**Required task**
Word for word, repeat the entries, minus the pictures.

▶

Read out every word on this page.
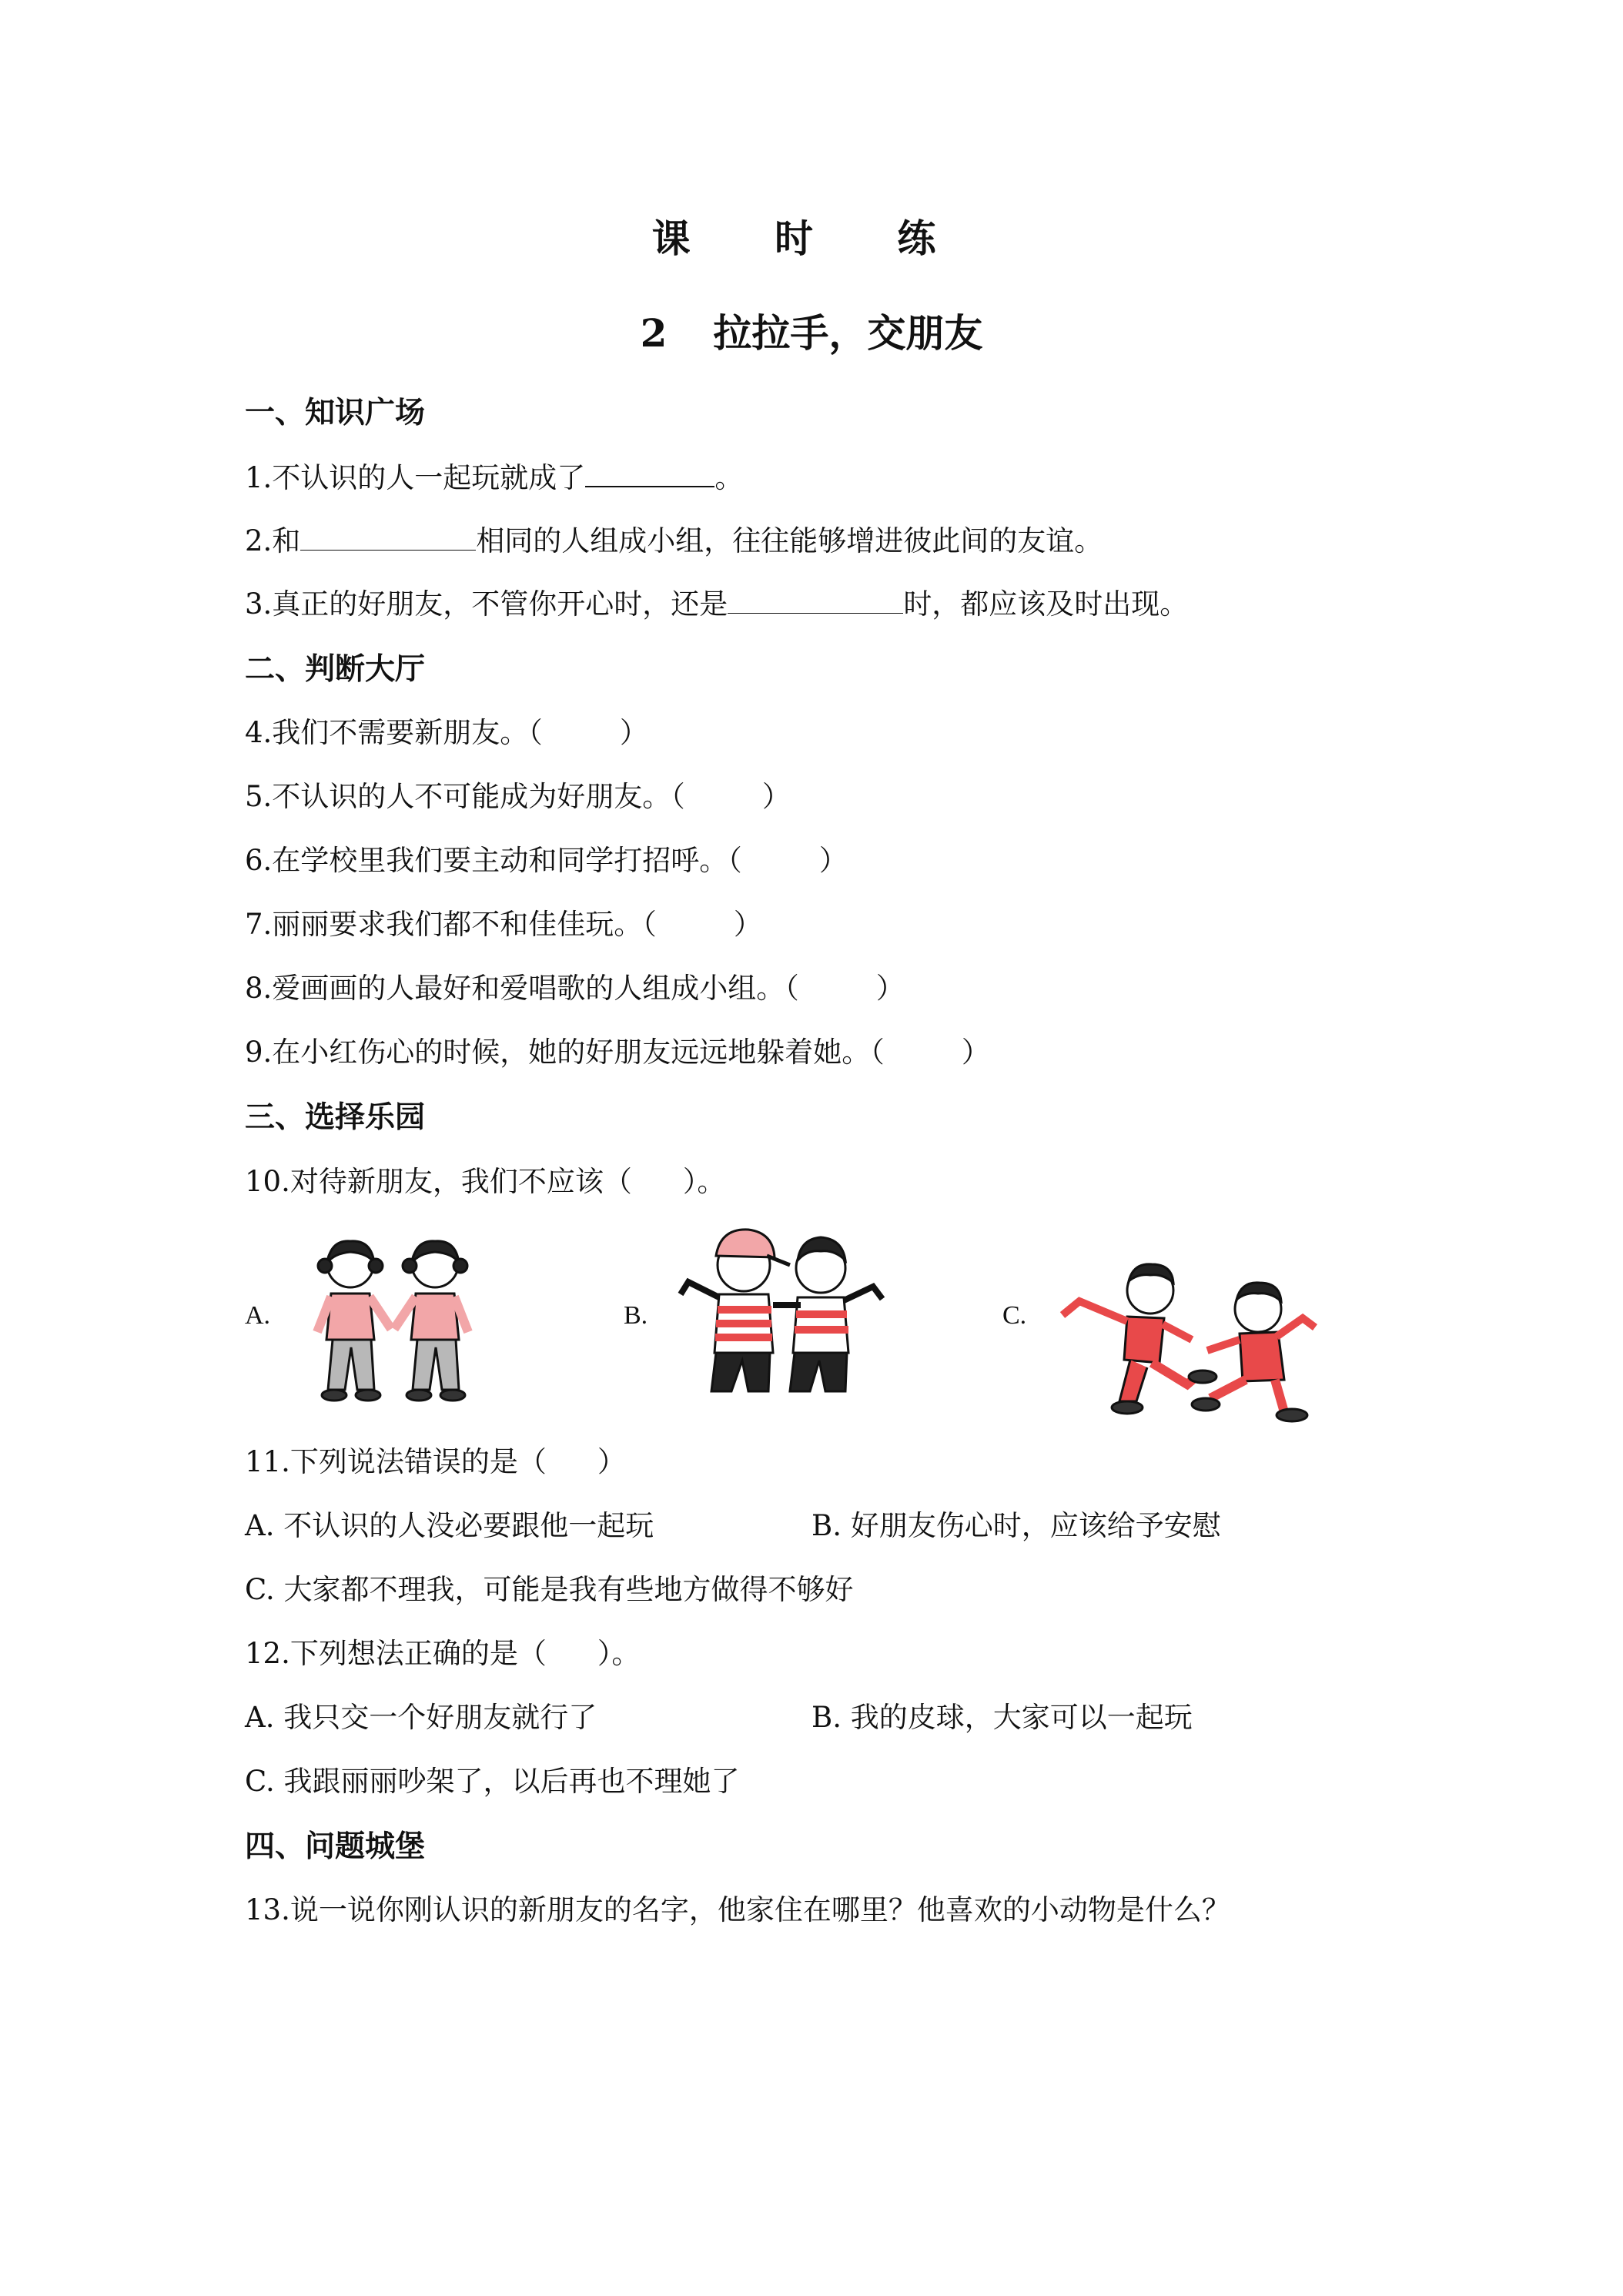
课 时 练
2 拉拉手，交朋友
一、知识广场
1.不认识的人一起玩就成了	。
2.和	相同的人组成小组，往往能够增进彼此间的友谊。
3.真正的好朋友，不管你开心时，还是	时，都应该及时出现。
二、判断大厅
4.我们不需要新朋友。（	）
5.不认识的人不可能成为好朋友。（	）
6.在学校里我们要主动和同学打招呼。（	）
7.丽丽要求我们都不和佳佳玩。（	）
8.爱画画的人最好和爱唱歌的人组成小组。（	）
9.在小红伤心的时候，她的好朋友远远地躲着她。（	）
三、选择乐园
10.对待新朋友，我们不应该（ ）。
A.	B.	C.
11.下列说法错误的是（ ）
A. 不认识的人没必要跟他一起玩	B. 好朋友伤心时，应该给予安慰
C. 大家都不理我，可能是我有些地方做得不够好
12.下列想法正确的是（ ）。
A. 我只交一个好朋友就行了	B. 我的皮球，大家可以一起玩
C. 我跟丽丽吵架了，以后再也不理她了
四、问题城堡
13.说一说你刚认识的新朋友的名字，他家住在哪里？他喜欢的小动物是什么？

◀

**Solution to the problem**
Read out every word on this page.
课 时 练
2 拉拉手，交朋友
一、知识广场
1.不认识的人一起玩就成了	。
2.和	相同的人组成小组，往往能够增进彼此间的友谊。
3.真正的好朋友，不管你开心时，还是	时，都应该及时出现。
二、判断大厅
4.我们不需要新朋友。（	）
5.不认识的人不可能成为好朋友。（	）
6.在学校里我们要主动和同学打招呼。（	）
7.丽丽要求我们都不和佳佳玩。（	）
8.爱画画的人最好和爱唱歌的人组成小组。（	）
9.在小红伤心的时候，她的好朋友远远地躲着她。（	）
三、选择乐园
10.对待新朋友，我们不应该（ ）。
A.	B.	C.
11.下列说法错误的是（ ）
A. 不认识的人没必要跟他一起玩	B. 好朋友伤心时，应该给予安慰
C. 大家都不理我，可能是我有些地方做得不够好
12.下列想法正确的是（ ）。
A. 我只交一个好朋友就行了	B. 我的皮球，大家可以一起玩
C. 我跟丽丽吵架了，以后再也不理她了
四、问题城堡
13.说一说你刚认识的新朋友的名字，他家住在哪里？他喜欢的小动物是什么？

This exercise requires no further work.